> **RECORDS PROVIDED**:
____________________
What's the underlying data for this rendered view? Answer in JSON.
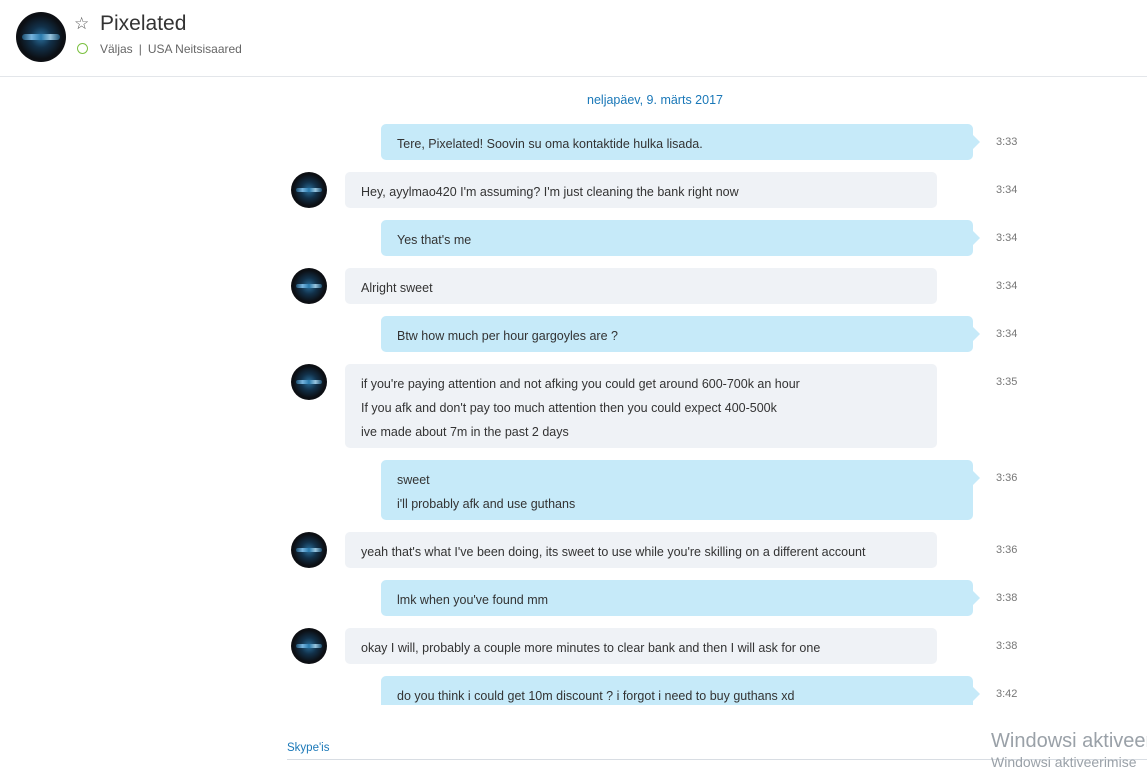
{
  "header": {
    "contact_name": "Pixelated",
    "status": "Väljas",
    "separator": "|",
    "location": "USA Neitsisaared"
  },
  "date_separator": "neljapäev, 9. märts 2017",
  "messages": [
    {
      "direction": "out",
      "lines": [
        "Tere, Pixelated! Soovin su oma kontaktide hulka lisada."
      ],
      "time": "3:33"
    },
    {
      "direction": "in",
      "lines": [
        "Hey, ayylmao420 I'm assuming? I'm just cleaning the bank right now"
      ],
      "time": "3:34"
    },
    {
      "direction": "out",
      "lines": [
        "Yes that's me"
      ],
      "time": "3:34"
    },
    {
      "direction": "in",
      "lines": [
        "Alright sweet"
      ],
      "time": "3:34"
    },
    {
      "direction": "out",
      "lines": [
        "Btw how much per hour gargoyles are ?"
      ],
      "time": "3:34"
    },
    {
      "direction": "in",
      "lines": [
        "if you're paying attention and not afking you could get around 600-700k an hour",
        "If you afk and don't pay too much attention then you could expect 400-500k",
        "ive made about 7m in the past 2 days"
      ],
      "time": "3:35"
    },
    {
      "direction": "out",
      "lines": [
        "sweet",
        "i'll probably afk and use guthans"
      ],
      "time": "3:36"
    },
    {
      "direction": "in",
      "lines": [
        "yeah that's what I've been doing, its sweet to use while you're skilling on a different account"
      ],
      "time": "3:36"
    },
    {
      "direction": "out",
      "lines": [
        "lmk when you've found mm"
      ],
      "time": "3:38"
    },
    {
      "direction": "in",
      "lines": [
        "okay I will, probably a couple more minutes to clear bank and then I will ask for one"
      ],
      "time": "3:38"
    },
    {
      "direction": "out",
      "lines": [
        "do you think i could get 10m discount ? i forgot i need to buy guthans xd"
      ],
      "time": "3:42"
    }
  ],
  "footer": {
    "skype_link": "Skype'is"
  },
  "watermark": {
    "line1": "Windowsi aktiveer",
    "line2": "Windowsi aktiveerimise"
  },
  "colors": {
    "outgoing_bubble": "#c6eaf9",
    "incoming_bubble": "#eff2f6",
    "accent": "#1a78b8",
    "presence_away": "#7cc142"
  }
}
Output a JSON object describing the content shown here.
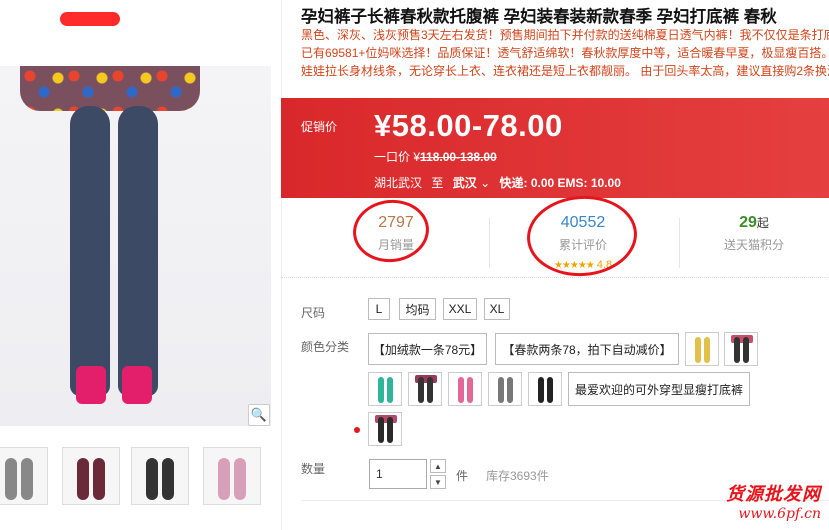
{
  "product": {
    "title": "孕妇裤子长裤春秋款托腹裤 孕妇装春装新款春季 孕妇打底裤 春秋",
    "desc_lines": [
      "黑色、深灰、浅灰预售3天左右发货！预售期间拍下并付款的送纯棉夏日透气内裤！我不仅仅是条打底",
      "已有69581+位妈咪选择！品质保证！透气舒适绵软！春秋款厚度中等，适合暖春早夏，极显瘦百搭。",
      "娃娃拉长身材线条，无论穿长上衣、连衣裙还是短上衣都靓丽。 由于回头率太高，建议直接购2条换洗"
    ]
  },
  "price": {
    "label": "促销价",
    "value": "¥58.00-78.00",
    "orig_label": "一口价 ¥",
    "orig_value": "118.00-138.00",
    "ship_from": "湖北武汉",
    "ship_to_word": "至",
    "ship_to": "武汉",
    "ship_to_chevron": "⌄",
    "shipping": "快递: 0.00 EMS: 10.00"
  },
  "stats": {
    "monthly_sales": "2797",
    "monthly_sales_label": "月销量",
    "reviews": "40552",
    "reviews_label": "累计评价",
    "rating_stars": "★★★★★",
    "rating": "4.8",
    "points": "29",
    "points_suffix": "起",
    "points_label": "送天猫积分"
  },
  "sku": {
    "size_label": "尺码",
    "sizes": [
      "L",
      "均码",
      "XXL",
      "XL"
    ],
    "color_label": "颜色分类",
    "color_text_opts": [
      "【加绒款一条78元】",
      "【春款两条78，拍下自动减价】",
      "最爱欢迎的可外穿型显瘦打底裤"
    ],
    "color_swatch_icons": [
      "yellow-pants-icon",
      "black-pants-skirt-icon",
      "teal-pants-icon",
      "black-pants-icon",
      "pink-pants-icon",
      "gray-pants-icon",
      "dark-pants-icon",
      "black-skirt-pants-icon"
    ]
  },
  "qty": {
    "label": "数量",
    "value": "1",
    "up": "▲",
    "down": "▼",
    "unit": "件",
    "stock": "库存3693件"
  },
  "zoom_icon": "🔍",
  "watermark": {
    "line1": "货源批发网",
    "line2": "www.6pf.cn"
  },
  "colors": {
    "accent_red": "#e4393c",
    "annotation_red": "#e8141c",
    "sales_color": "#b7784a",
    "reviews_color": "#3a85c6",
    "points_color": "#3a8f2a"
  }
}
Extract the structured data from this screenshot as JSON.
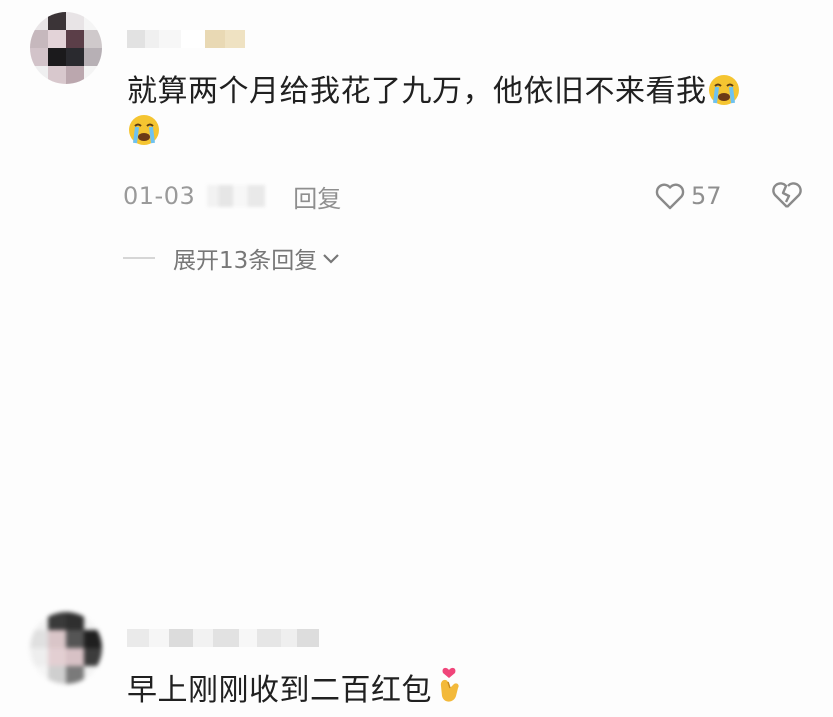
{
  "comments": [
    {
      "text": "就算两个月给我花了九万，他依旧不来看我",
      "date": "01-03",
      "reply_label": "回复",
      "likes": "57",
      "expand_label": "展开13条回复",
      "emoji": "loudly-crying-face-icon"
    },
    {
      "text": "早上刚刚收到二百红包",
      "emoji": "heart-hands-icon"
    }
  ],
  "colors": {
    "text": "#202020",
    "meta": "#9a9a9a",
    "background": "#fdfdfd"
  }
}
____________________
> **SHORT PROBLEM**: Locate "Extract the structured" in the entries above. Copy, exactly and only, the lines from that line to the end, leaving out the pictures.

> **COMPLETE ANSWER**:
Extract the structured data from this screenshot as JSON.
{
  "comments": [
    {
      "text": "就算两个月给我花了九万，他依旧不来看我",
      "date": "01-03",
      "reply_label": "回复",
      "likes": "57",
      "expand_label": "展开13条回复",
      "emoji": "loudly-crying-face-icon"
    },
    {
      "text": "早上刚刚收到二百红包",
      "emoji": "heart-hands-icon"
    }
  ],
  "colors": {
    "text": "#202020",
    "meta": "#9a9a9a",
    "background": "#fdfdfd"
  }
}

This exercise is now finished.